Problem description
Below is a listing. Gather each line of it that contains "total".

Recorded data:

......

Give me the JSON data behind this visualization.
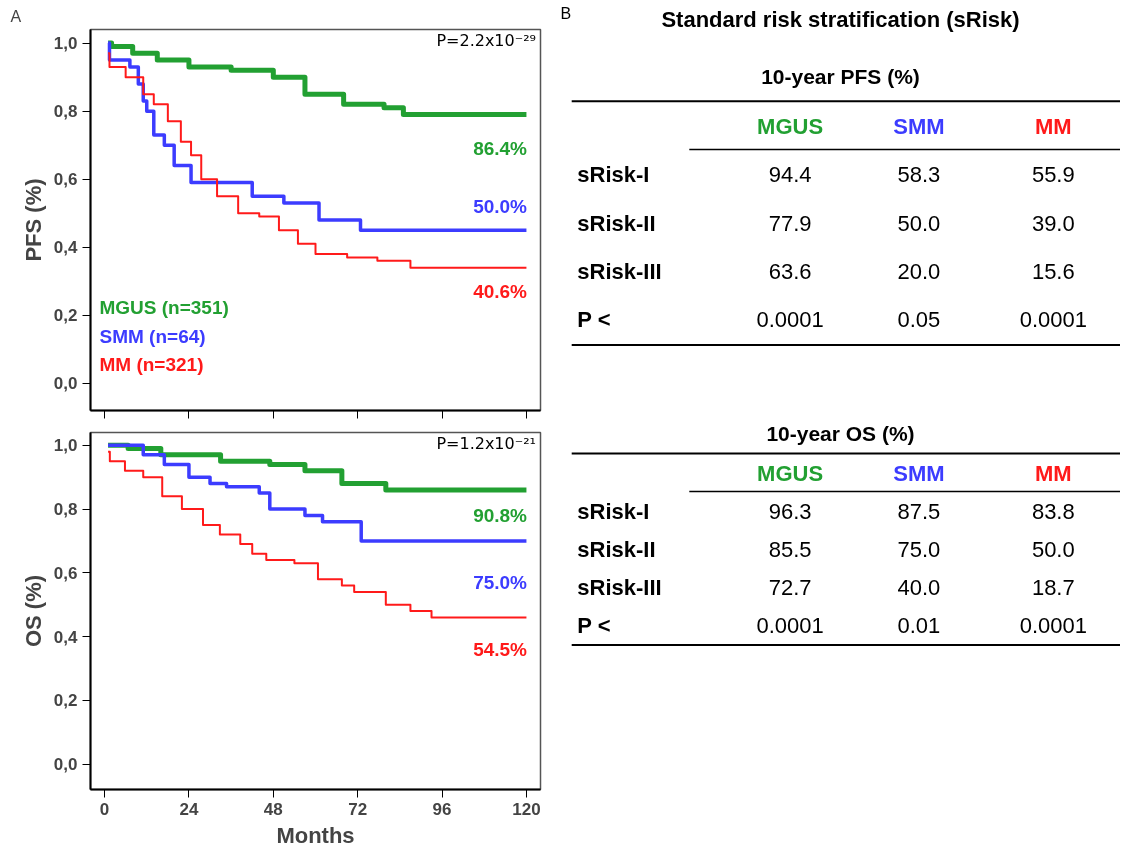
{
  "chart_data": [
    {
      "type": "step",
      "title": "A",
      "ylabel": "PFS (%)",
      "xlim": [
        -4,
        124
      ],
      "ylim": [
        -0.08,
        1.04
      ],
      "xticks": [
        0,
        24,
        48,
        72,
        96,
        120
      ],
      "yticks": [
        {
          "value": 0,
          "label": "0,0"
        },
        {
          "value": 0.2,
          "label": "0,2"
        },
        {
          "value": 0.4,
          "label": "0,4"
        },
        {
          "value": 0.6,
          "label": "0,6"
        },
        {
          "value": 0.8,
          "label": "0,8"
        },
        {
          "value": 1.0,
          "label": "1,0"
        }
      ],
      "tick_labels": "y",
      "grid": false,
      "legend": "bottom left",
      "annotations": [
        "P=2.2x10⁻²⁹",
        "86.4%",
        "50.0%",
        "40.6%"
      ],
      "series": [
        {
          "name": "MGUS (n=351)",
          "color": "#22a032",
          "x": [
            1,
            2,
            8,
            15,
            24,
            36,
            48,
            57,
            68,
            79.5,
            85,
            120
          ],
          "values": [
            1.0,
            0.99,
            0.97,
            0.95,
            0.93,
            0.92,
            0.9,
            0.85,
            0.82,
            0.81,
            0.79,
            0.79
          ]
        },
        {
          "name": "SMM (n=64)",
          "color": "#3c3cff",
          "x": [
            1,
            1.4,
            7.2,
            9.6,
            11,
            12,
            14,
            17,
            19.8,
            24.6,
            42,
            51,
            61,
            72.8,
            120
          ],
          "values": [
            1.0,
            0.95,
            0.93,
            0.88,
            0.83,
            0.8,
            0.73,
            0.7,
            0.64,
            0.59,
            0.55,
            0.53,
            0.48,
            0.45,
            0.45
          ]
        },
        {
          "name": "MM (n=321)",
          "color": "#ff1a1a",
          "x": [
            1,
            1.4,
            6,
            11,
            14,
            18,
            21.7,
            24.6,
            27.5,
            32,
            38,
            44,
            49.6,
            55,
            60,
            69,
            77.6,
            87,
            120
          ],
          "values": [
            0.97,
            0.93,
            0.9,
            0.85,
            0.82,
            0.77,
            0.71,
            0.67,
            0.6,
            0.55,
            0.5,
            0.49,
            0.45,
            0.41,
            0.38,
            0.37,
            0.36,
            0.34,
            0.34
          ]
        }
      ]
    },
    {
      "type": "step",
      "ylabel": "OS (%)",
      "xlabel": "Months",
      "xlim": [
        -4,
        124
      ],
      "ylim": [
        -0.08,
        1.04
      ],
      "xticks": [
        0,
        24,
        48,
        72,
        96,
        120
      ],
      "yticks": [
        {
          "value": 0,
          "label": "0,0"
        },
        {
          "value": 0.2,
          "label": "0,2"
        },
        {
          "value": 0.4,
          "label": "0,4"
        },
        {
          "value": 0.6,
          "label": "0,6"
        },
        {
          "value": 0.8,
          "label": "0,8"
        },
        {
          "value": 1.0,
          "label": "1,0"
        }
      ],
      "grid": false,
      "annotations": [
        "P=1.2x10⁻²¹",
        "90.8%",
        "75.0%",
        "54.5%"
      ],
      "series": [
        {
          "color": "#22a032",
          "x": [
            1,
            6.7,
            16,
            33,
            47,
            57,
            67.5,
            80,
            120
          ],
          "values": [
            1.0,
            0.99,
            0.97,
            0.95,
            0.94,
            0.92,
            0.88,
            0.86,
            0.86
          ]
        },
        {
          "color": "#3c3cff",
          "x": [
            1,
            11,
            17,
            24,
            30,
            34.7,
            44,
            47,
            57,
            62,
            73,
            120
          ],
          "values": [
            1.0,
            0.97,
            0.94,
            0.9,
            0.88,
            0.87,
            0.85,
            0.8,
            0.78,
            0.76,
            0.7,
            0.7
          ]
        },
        {
          "color": "#ff1a1a",
          "x": [
            1,
            1.5,
            5.8,
            11,
            16.4,
            22,
            28,
            32.8,
            38.6,
            42,
            46,
            54,
            60.7,
            67.5,
            71,
            77,
            80,
            87,
            93,
            120
          ],
          "values": [
            0.98,
            0.95,
            0.92,
            0.9,
            0.84,
            0.8,
            0.75,
            0.72,
            0.69,
            0.66,
            0.64,
            0.63,
            0.58,
            0.56,
            0.54,
            0.54,
            0.5,
            0.48,
            0.46,
            0.46
          ]
        }
      ]
    },
    {
      "type": "other",
      "title": "Standard risk stratification (sRisk)",
      "subtitle": "10-year PFS (%)",
      "annotations": [
        "B"
      ],
      "categories": [
        "MGUS",
        "SMM",
        "MM"
      ],
      "y_categories": [
        "sRisk-I",
        "sRisk-II",
        "sRisk-III",
        "P <"
      ],
      "cell_labels": [
        [
          "94.4",
          "58.3",
          "55.9"
        ],
        [
          "77.9",
          "50.0",
          "39.0"
        ],
        [
          "63.6",
          "20.0",
          "15.6"
        ],
        [
          "0.0001",
          "0.05",
          "0.0001"
        ]
      ]
    },
    {
      "type": "other",
      "subtitle": "10-year OS (%)",
      "categories": [
        "MGUS",
        "SMM",
        "MM"
      ],
      "y_categories": [
        "sRisk-I",
        "sRisk-II",
        "sRisk-III",
        "P <"
      ],
      "cell_labels": [
        [
          "96.3",
          "87.5",
          "83.8"
        ],
        [
          "85.5",
          "75.0",
          "50.0"
        ],
        [
          "72.7",
          "40.0",
          "18.7"
        ],
        [
          "0.0001",
          "0.01",
          "0.0001"
        ]
      ]
    }
  ]
}
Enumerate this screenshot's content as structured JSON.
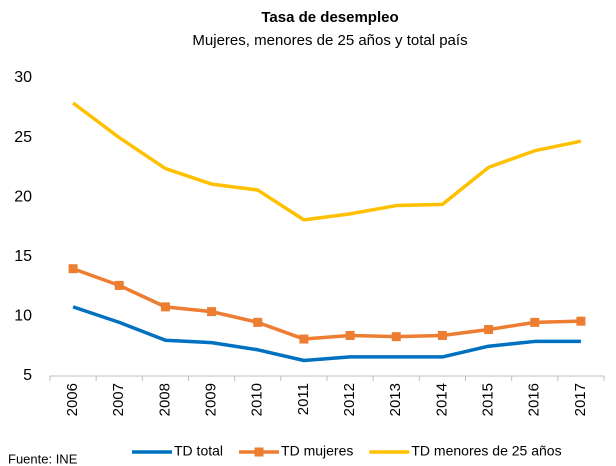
{
  "chart_data": {
    "type": "line",
    "title": "Tasa de desempleo",
    "subtitle": "Mujeres, menores de 25 años y total país",
    "categories": [
      "2006",
      "2007",
      "2008",
      "2009",
      "2010",
      "2011",
      "2012",
      "2013",
      "2014",
      "2015",
      "2016",
      "2017"
    ],
    "series": [
      {
        "name": "TD total",
        "color": "#0070c0",
        "marker": "none",
        "values": [
          10.8,
          9.5,
          8.0,
          7.8,
          7.2,
          6.3,
          6.6,
          6.6,
          6.6,
          7.5,
          7.9,
          7.9
        ]
      },
      {
        "name": "TD mujeres",
        "color": "#ed7d31",
        "marker": "square",
        "values": [
          14.0,
          12.6,
          10.8,
          10.4,
          9.5,
          8.1,
          8.4,
          8.3,
          8.4,
          8.9,
          9.5,
          9.6
        ]
      },
      {
        "name": "TD menores de 25 años",
        "color": "#ffc000",
        "marker": "none",
        "values": [
          27.9,
          25.0,
          22.4,
          21.1,
          20.6,
          18.1,
          18.6,
          19.3,
          19.4,
          22.5,
          23.9,
          24.7
        ]
      }
    ],
    "ylim": [
      5,
      30
    ],
    "yticks": [
      5,
      10,
      15,
      20,
      25,
      30
    ],
    "grid": false,
    "legend": "bottom",
    "source": "Fuente: INE"
  }
}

......

Reply to the task
    "subtitle": "Mujeres, menores de 25 años y total país",
        "name": "TD total",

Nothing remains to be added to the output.